GIVEN RECORDS:
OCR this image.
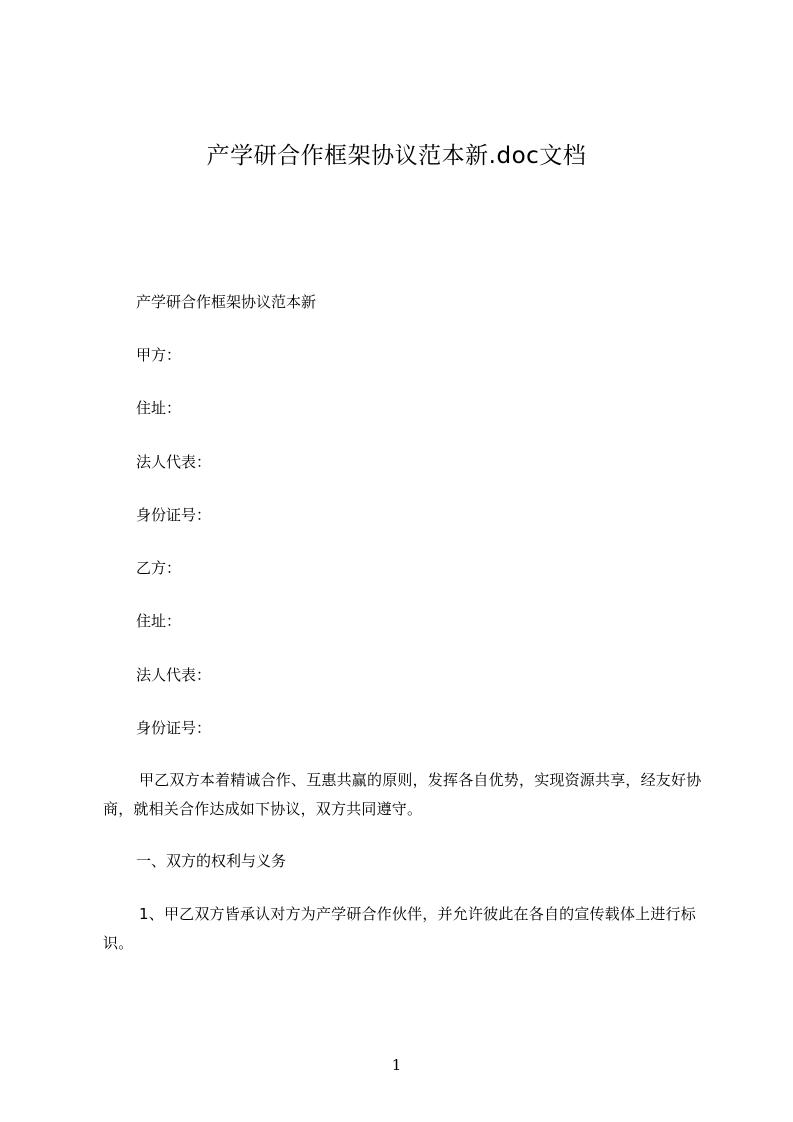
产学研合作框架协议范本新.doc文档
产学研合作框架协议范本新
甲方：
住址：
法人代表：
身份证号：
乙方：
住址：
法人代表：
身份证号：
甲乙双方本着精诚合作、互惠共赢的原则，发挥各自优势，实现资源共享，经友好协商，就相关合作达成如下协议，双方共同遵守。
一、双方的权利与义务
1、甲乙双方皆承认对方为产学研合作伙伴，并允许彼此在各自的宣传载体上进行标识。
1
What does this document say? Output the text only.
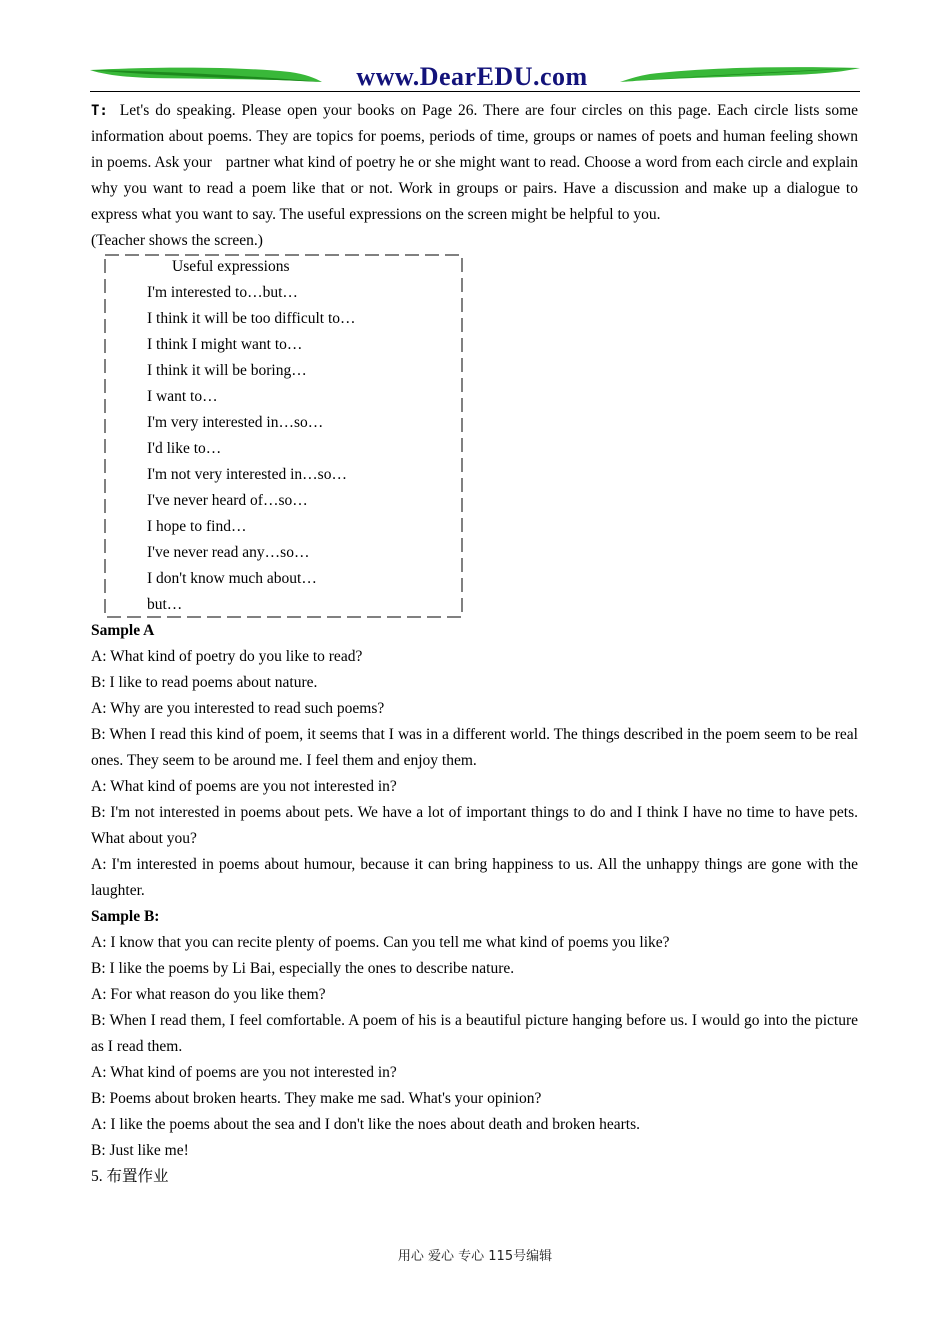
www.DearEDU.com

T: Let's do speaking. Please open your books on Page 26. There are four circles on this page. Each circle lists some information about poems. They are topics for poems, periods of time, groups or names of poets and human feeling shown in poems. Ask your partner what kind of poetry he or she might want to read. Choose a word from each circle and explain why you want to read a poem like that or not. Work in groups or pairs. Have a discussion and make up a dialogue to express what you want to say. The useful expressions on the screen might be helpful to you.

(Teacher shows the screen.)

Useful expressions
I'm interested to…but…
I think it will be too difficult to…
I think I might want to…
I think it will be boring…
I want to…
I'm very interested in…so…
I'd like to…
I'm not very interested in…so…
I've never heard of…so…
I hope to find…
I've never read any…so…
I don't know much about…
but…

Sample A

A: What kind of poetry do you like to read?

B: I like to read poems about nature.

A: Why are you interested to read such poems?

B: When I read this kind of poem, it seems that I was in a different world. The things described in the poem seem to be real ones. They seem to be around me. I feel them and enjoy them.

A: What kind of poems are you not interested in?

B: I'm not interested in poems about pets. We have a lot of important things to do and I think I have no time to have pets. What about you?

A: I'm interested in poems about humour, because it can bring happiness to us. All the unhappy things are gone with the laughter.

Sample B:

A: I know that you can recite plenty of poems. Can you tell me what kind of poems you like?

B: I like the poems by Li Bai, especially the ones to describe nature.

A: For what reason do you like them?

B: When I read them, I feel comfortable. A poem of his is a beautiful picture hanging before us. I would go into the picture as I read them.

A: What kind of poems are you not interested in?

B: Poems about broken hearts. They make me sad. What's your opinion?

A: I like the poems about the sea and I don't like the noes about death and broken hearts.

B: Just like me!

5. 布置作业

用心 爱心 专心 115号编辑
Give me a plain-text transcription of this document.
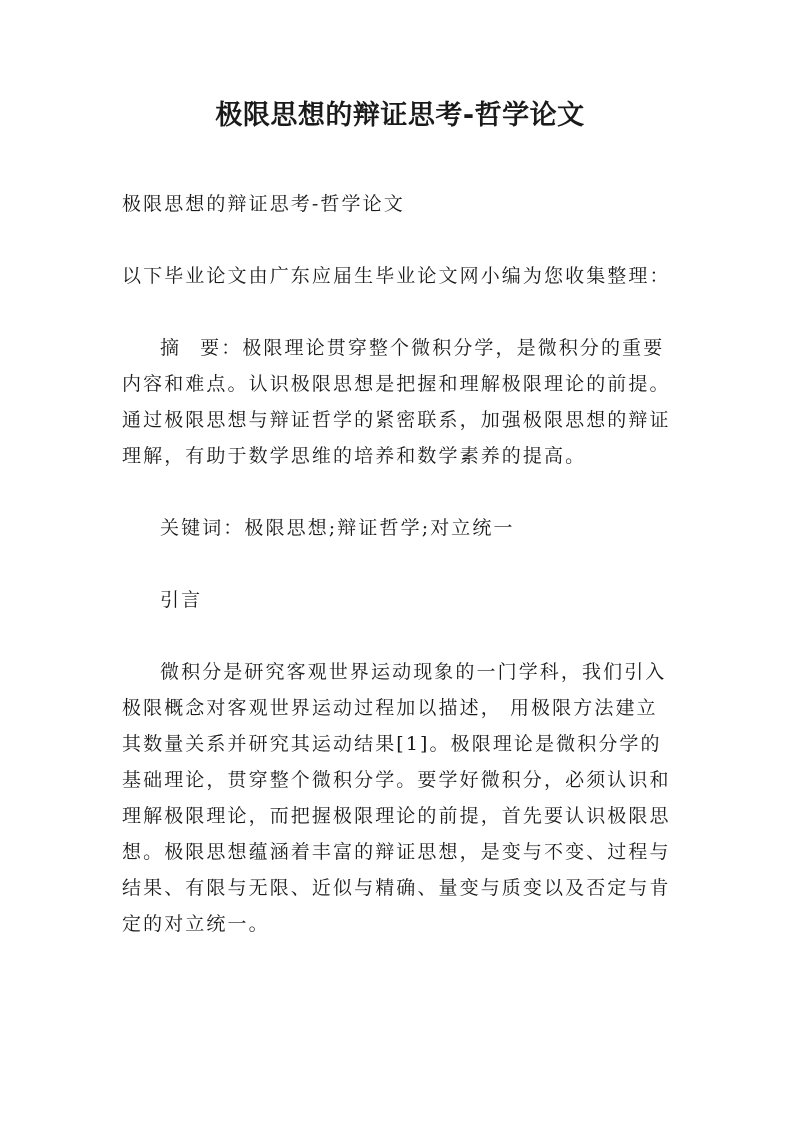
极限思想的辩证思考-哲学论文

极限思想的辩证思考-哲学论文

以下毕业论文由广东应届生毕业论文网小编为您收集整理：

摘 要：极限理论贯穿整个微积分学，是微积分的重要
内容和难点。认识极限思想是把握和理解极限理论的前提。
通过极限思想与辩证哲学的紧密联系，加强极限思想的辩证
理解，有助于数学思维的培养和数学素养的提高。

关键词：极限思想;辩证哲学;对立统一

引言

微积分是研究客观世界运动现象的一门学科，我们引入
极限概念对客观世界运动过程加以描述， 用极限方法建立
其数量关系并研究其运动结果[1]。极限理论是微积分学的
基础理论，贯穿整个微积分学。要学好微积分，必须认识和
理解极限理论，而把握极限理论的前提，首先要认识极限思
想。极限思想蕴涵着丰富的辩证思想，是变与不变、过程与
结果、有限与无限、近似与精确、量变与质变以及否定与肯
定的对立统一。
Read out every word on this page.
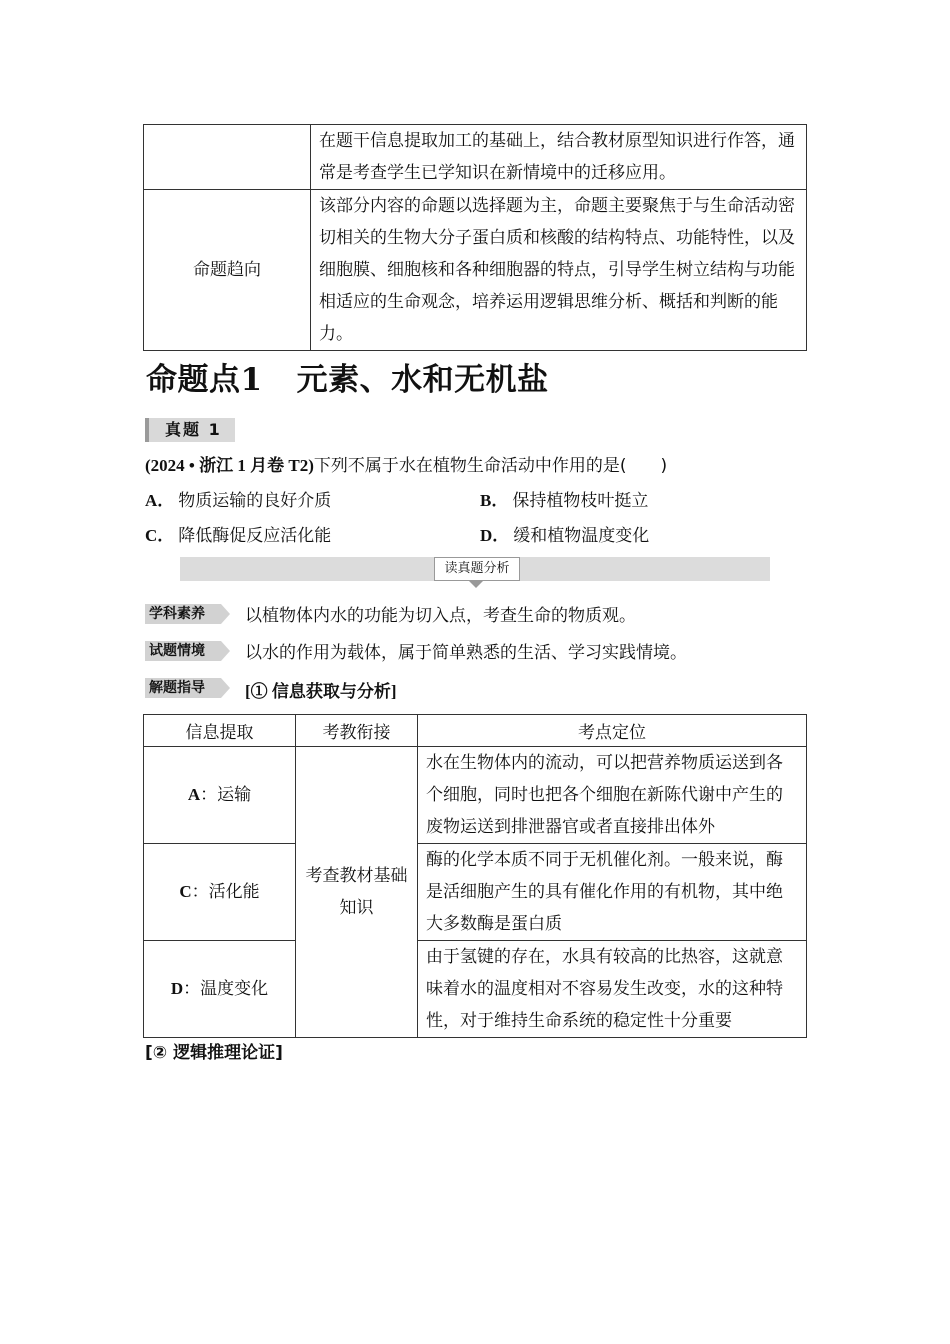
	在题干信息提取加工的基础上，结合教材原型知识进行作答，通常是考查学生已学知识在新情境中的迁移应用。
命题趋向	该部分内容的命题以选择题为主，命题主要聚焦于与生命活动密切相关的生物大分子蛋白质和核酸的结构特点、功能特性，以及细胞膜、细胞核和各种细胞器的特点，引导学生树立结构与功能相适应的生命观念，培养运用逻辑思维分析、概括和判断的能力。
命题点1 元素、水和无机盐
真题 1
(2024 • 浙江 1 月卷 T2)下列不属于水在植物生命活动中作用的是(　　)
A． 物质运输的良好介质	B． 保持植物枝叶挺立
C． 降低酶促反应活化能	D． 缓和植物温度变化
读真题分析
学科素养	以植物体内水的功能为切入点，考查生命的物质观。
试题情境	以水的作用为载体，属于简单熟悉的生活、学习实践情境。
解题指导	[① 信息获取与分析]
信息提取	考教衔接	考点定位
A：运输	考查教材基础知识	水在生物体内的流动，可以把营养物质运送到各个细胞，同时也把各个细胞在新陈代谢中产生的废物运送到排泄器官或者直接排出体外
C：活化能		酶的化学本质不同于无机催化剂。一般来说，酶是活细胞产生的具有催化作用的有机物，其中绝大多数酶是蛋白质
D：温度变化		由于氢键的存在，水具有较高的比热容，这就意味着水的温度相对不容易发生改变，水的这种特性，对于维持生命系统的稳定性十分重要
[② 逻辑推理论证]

WHAT YOU ARE ASKED TO DO: Transcribe all of the entries word for word, but skip any pictures they contain.

OUTPUT BELOW:
OCR this image.
产学研合作框架协议范本新.doc文档
产学研合作框架协议范本新
甲方：
住址：
法人代表：
身份证号：
乙方：
住址：
法人代表：
身份证号：
甲乙双方本着精诚合作、互惠共赢的原则，发挥各自优势，实现资源共享，经友好协商，就相关合作达成如下协议，双方共同遵守。
一、双方的权利与义务
1、甲乙双方皆承认对方为产学研合作伙伴，并允许彼此在各自的宣传载体上进行标识。
1
What does this document say? Output the text only.
www.DearEDU.com

T: Let's do speaking. Please open your books on Page 26. There are four circles on this page. Each circle lists some information about poems. They are topics for poems, periods of time, groups or names of poets and human feeling shown in poems. Ask your partner what kind of poetry he or she might want to read. Choose a word from each circle and explain why you want to read a poem like that or not. Work in groups or pairs. Have a discussion and make up a dialogue to express what you want to say. The useful expressions on the screen might be helpful to you.

(Teacher shows the screen.)

Useful expressions
I'm interested to…but…
I think it will be too difficult to…
I think I might want to…
I think it will be boring…
I want to…
I'm very interested in…so…
I'd like to…
I'm not very interested in…so…
I've never heard of…so…
I hope to find…
I've never read any…so…
I don't know much about…
but…

Sample A

A: What kind of poetry do you like to read?

B: I like to read poems about nature.

A: Why are you interested to read such poems?

B: When I read this kind of poem, it seems that I was in a different world. The things described in the poem seem to be real ones. They seem to be around me. I feel them and enjoy them.

A: What kind of poems are you not interested in?

B: I'm not interested in poems about pets. We have a lot of important things to do and I think I have no time to have pets. What about you?

A: I'm interested in poems about humour, because it can bring happiness to us. All the unhappy things are gone with the laughter.

Sample B:

A: I know that you can recite plenty of poems. Can you tell me what kind of poems you like?

B: I like the poems by Li Bai, especially the ones to describe nature.

A: For what reason do you like them?

B: When I read them, I feel comfortable. A poem of his is a beautiful picture hanging before us. I would go into the picture as I read them.

A: What kind of poems are you not interested in?

B: Poems about broken hearts. They make me sad. What's your opinion?

A: I like the poems about the sea and I don't like the noes about death and broken hearts.

B: Just like me!

5. 布置作业

用心 爱心 专心 115号编辑
Give me a plain-text transcription of this document.
极限思想的辩证思考-哲学论文

极限思想的辩证思考-哲学论文

以下毕业论文由广东应届生毕业论文网小编为您收集整理：

摘 要：极限理论贯穿整个微积分学，是微积分的重要
内容和难点。认识极限思想是把握和理解极限理论的前提。
通过极限思想与辩证哲学的紧密联系，加强极限思想的辩证
理解，有助于数学思维的培养和数学素养的提高。

关键词：极限思想;辩证哲学;对立统一

引言

微积分是研究客观世界运动现象的一门学科，我们引入
极限概念对客观世界运动过程加以描述， 用极限方法建立
其数量关系并研究其运动结果[1]。极限理论是微积分学的
基础理论，贯穿整个微积分学。要学好微积分，必须认识和
理解极限理论，而把握极限理论的前提，首先要认识极限思
想。极限思想蕴涵着丰富的辩证思想，是变与不变、过程与
结果、有限与无限、近似与精确、量变与质变以及否定与肯
定的对立统一。
Read out every word on this page.
	在题干信息提取加工的基础上，结合教材原型知识进行作答，通常是考查学生已学知识在新情境中的迁移应用。
命题趋向	该部分内容的命题以选择题为主，命题主要聚焦于与生命活动密切相关的生物大分子蛋白质和核酸的结构特点、功能特性，以及细胞膜、细胞核和各种细胞器的特点，引导学生树立结构与功能相适应的生命观念，培养运用逻辑思维分析、概括和判断的能力。
命题点1 元素、水和无机盐
真题 1
(2024 • 浙江 1 月卷 T2)下列不属于水在植物生命活动中作用的是(　　)
A． 物质运输的良好介质	B． 保持植物枝叶挺立
C． 降低酶促反应活化能	D． 缓和植物温度变化
读真题分析
学科素养	以植物体内水的功能为切入点，考查生命的物质观。
试题情境	以水的作用为载体，属于简单熟悉的生活、学习实践情境。
解题指导	[① 信息获取与分析]
信息提取	考教衔接	考点定位
A：运输	考查教材基础知识	水在生物体内的流动，可以把营养物质运送到各个细胞，同时也把各个细胞在新陈代谢中产生的废物运送到排泄器官或者直接排出体外
C：活化能		酶的化学本质不同于无机催化剂。一般来说，酶是活细胞产生的具有催化作用的有机物，其中绝大多数酶是蛋白质
D：温度变化		由于氢键的存在，水具有较高的比热容，这就意味着水的温度相对不容易发生改变，水的这种特性，对于维持生命系统的稳定性十分重要
[② 逻辑推理论证]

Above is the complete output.